REQUIREMENTS: Check each line of the data for "constant" and select those that have it.
◆ ◆ ◆ ◆
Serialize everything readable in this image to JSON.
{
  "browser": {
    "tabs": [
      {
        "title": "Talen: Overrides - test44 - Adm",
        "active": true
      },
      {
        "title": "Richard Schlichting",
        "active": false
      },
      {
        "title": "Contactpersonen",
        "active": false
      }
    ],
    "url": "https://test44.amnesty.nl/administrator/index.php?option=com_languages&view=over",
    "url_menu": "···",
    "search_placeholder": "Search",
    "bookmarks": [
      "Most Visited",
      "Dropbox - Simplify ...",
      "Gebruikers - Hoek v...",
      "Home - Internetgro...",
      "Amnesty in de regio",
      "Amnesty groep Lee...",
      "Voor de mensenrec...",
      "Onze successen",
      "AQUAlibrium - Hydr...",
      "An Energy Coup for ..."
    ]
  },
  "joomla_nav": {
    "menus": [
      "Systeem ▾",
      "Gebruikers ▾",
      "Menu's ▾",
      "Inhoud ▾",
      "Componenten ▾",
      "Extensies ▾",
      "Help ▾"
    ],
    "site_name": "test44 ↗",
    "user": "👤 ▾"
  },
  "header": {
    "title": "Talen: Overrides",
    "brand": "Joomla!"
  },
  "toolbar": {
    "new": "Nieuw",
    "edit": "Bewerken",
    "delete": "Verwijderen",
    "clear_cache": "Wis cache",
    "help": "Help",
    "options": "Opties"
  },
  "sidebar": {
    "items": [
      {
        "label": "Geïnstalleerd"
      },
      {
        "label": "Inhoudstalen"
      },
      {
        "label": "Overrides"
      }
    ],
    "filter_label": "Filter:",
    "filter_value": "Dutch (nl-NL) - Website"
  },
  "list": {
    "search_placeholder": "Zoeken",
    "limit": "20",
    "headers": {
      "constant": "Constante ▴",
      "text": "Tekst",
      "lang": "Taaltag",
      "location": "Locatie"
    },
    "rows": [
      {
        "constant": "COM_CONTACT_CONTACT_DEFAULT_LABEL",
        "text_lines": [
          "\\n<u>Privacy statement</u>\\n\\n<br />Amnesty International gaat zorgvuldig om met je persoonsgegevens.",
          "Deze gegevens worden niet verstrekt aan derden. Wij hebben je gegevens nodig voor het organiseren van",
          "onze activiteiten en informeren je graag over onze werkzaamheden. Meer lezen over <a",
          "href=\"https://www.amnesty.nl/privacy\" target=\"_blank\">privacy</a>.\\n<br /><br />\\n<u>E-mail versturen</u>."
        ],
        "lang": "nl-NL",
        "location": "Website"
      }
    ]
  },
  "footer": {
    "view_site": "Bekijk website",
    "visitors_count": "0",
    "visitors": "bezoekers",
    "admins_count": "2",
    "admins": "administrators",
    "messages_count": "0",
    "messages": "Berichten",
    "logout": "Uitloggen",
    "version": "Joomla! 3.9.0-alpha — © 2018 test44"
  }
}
◆ ◆ ◆ ◆
SOLUTION TO THIS EXERCISE:
      "constant": "Constante ▴",
        "constant": "COM_CONTACT_CONTACT_DEFAULT_LABEL",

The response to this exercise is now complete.